Data excerpts:
--------------------------------------------------

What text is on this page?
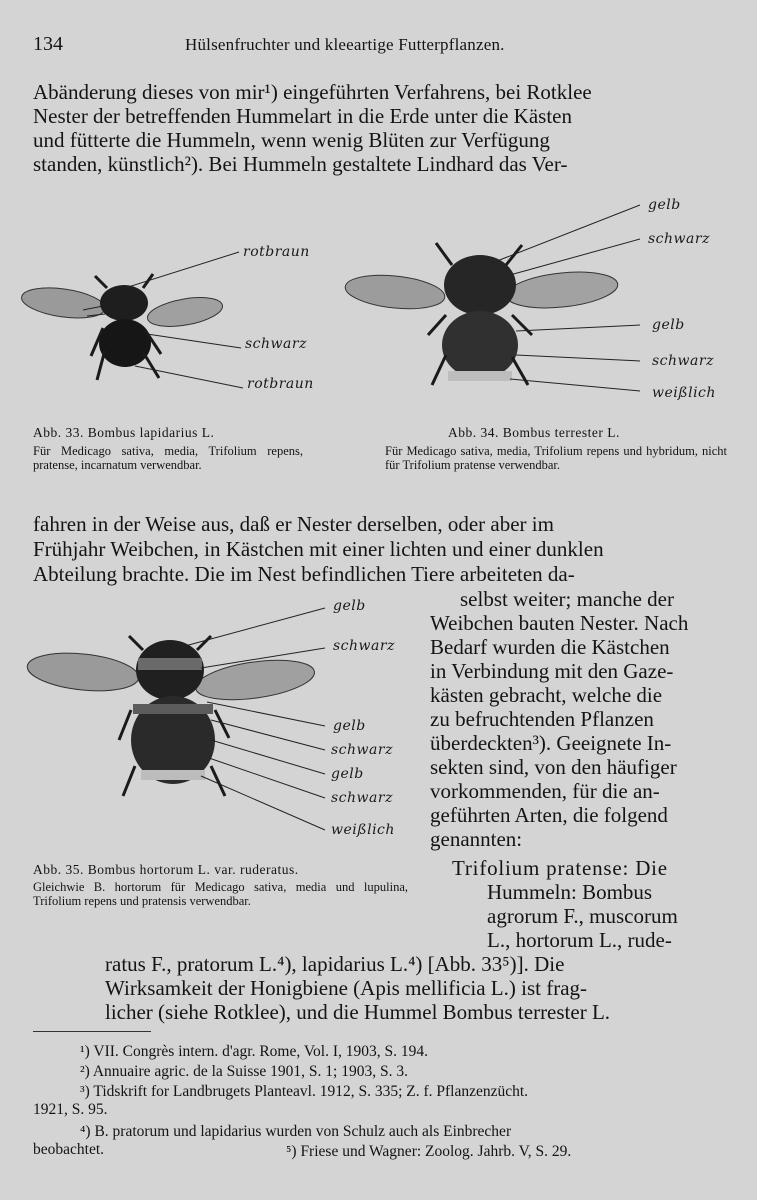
134	Hülsenfruchter und kleeartige Futterpflanzen.
Abänderung dieses von mir¹) eingeführten Verfahrens, bei Rotklee
Nester der betreffenden Hummelart in die Erde unter die Kästen
und fütterte die Hummeln, wenn wenig Blüten zur Verfügung
standen, künstlich²). Bei Hummeln gestaltete Lindhard das Ver-
rotbraun
schwarz
rotbraun
Abb. 33. Bombus lapidarius L.
Für Medicago sativa, media, Trifolium repens, pratense, incarnatum verwendbar.
gelb
schwarz
gelb
schwarz
weißlich
Abb. 34. Bombus terrester L.
Für Medicago sativa, media, Trifolium repens und hybridum, nicht für Trifolium pratense verwendbar.
fahren in der Weise aus, daß er Nester derselben, oder aber im
Frühjahr Weibchen, in Kästchen mit einer lichten und einer dunklen
Abteilung brachte. Die im Nest befindlichen Tiere arbeiteten da-
selbst weiter; manche der
Weibchen bauten Nester. Nach
Bedarf wurden die Kästchen
in Verbindung mit den Gaze-
kästen gebracht, welche die
zu befruchtenden Pflanzen
überdeckten³). Geeignete In-
sekten sind, von den häufiger
vorkommenden, für die an-
geführten Arten, die folgend
genannten:
gelb
schwarz
gelb
schwarz
gelb
schwarz
weißlich
Abb. 35. Bombus hortorum L. var. ruderatus.
Gleichwie B. hortorum für Medicago sativa, media und lupulina, Trifolium repens und pratensis verwendbar.
Trifolium pratense: Die
Hummeln: Bombus
agrorum F., muscorum
L., hortorum L., rude-
ratus F., pratorum L.⁴), lapidarius L.⁴) [Abb. 33⁵)]. Die
Wirksamkeit der Honigbiene (Apis mellificia L.) ist frag-
licher (siehe Rotklee), und die Hummel Bombus terrester L.
¹) VII. Congrès intern. d'agr. Rome, Vol. I, 1903, S. 194.
²) Annuaire agric. de la Suisse 1901, S. 1; 1903, S. 3.
³) Tidskrift for Landbrugets Planteavl. 1912, S. 335; Z. f. Pflanzenzücht.
1921, S. 95.
⁴) B. pratorum und lapidarius wurden von Schulz auch als Einbrecher
beobachtet.	⁵) Friese und Wagner: Zoolog. Jahrb. V, S. 29.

--------------------------------------------------

Exercise requirements
All of the data needs repeating exactly, but the pictures do not.

Answer to this exercise
What text is on this page?
134	Hülsenfruchter und kleeartige Futterpflanzen.
Abänderung dieses von mir¹) eingeführten Verfahrens, bei Rotklee
Nester der betreffenden Hummelart in die Erde unter die Kästen
und fütterte die Hummeln, wenn wenig Blüten zur Verfügung
standen, künstlich²). Bei Hummeln gestaltete Lindhard das Ver-
rotbraun
schwarz
rotbraun
Abb. 33. Bombus lapidarius L.
Für Medicago sativa, media, Trifolium repens, pratense, incarnatum verwendbar.
gelb
schwarz
gelb
schwarz
weißlich
Abb. 34. Bombus terrester L.
Für Medicago sativa, media, Trifolium repens und hybridum, nicht für Trifolium pratense verwendbar.
fahren in der Weise aus, daß er Nester derselben, oder aber im
Frühjahr Weibchen, in Kästchen mit einer lichten und einer dunklen
Abteilung brachte. Die im Nest befindlichen Tiere arbeiteten da-
selbst weiter; manche der
Weibchen bauten Nester. Nach
Bedarf wurden die Kästchen
in Verbindung mit den Gaze-
kästen gebracht, welche die
zu befruchtenden Pflanzen
überdeckten³). Geeignete In-
sekten sind, von den häufiger
vorkommenden, für die an-
geführten Arten, die folgend
genannten:
gelb
schwarz
gelb
schwarz
gelb
schwarz
weißlich
Abb. 35. Bombus hortorum L. var. ruderatus.
Gleichwie B. hortorum für Medicago sativa, media und lupulina, Trifolium repens und pratensis verwendbar.
Trifolium pratense: Die
Hummeln: Bombus
agrorum F., muscorum
L., hortorum L., rude-
ratus F., pratorum L.⁴), lapidarius L.⁴) [Abb. 33⁵)]. Die
Wirksamkeit der Honigbiene (Apis mellificia L.) ist frag-
licher (siehe Rotklee), und die Hummel Bombus terrester L.
¹) VII. Congrès intern. d'agr. Rome, Vol. I, 1903, S. 194.
²) Annuaire agric. de la Suisse 1901, S. 1; 1903, S. 3.
³) Tidskrift for Landbrugets Planteavl. 1912, S. 335; Z. f. Pflanzenzücht.
1921, S. 95.
⁴) B. pratorum und lapidarius wurden von Schulz auch als Einbrecher
beobachtet.	⁵) Friese und Wagner: Zoolog. Jahrb. V, S. 29.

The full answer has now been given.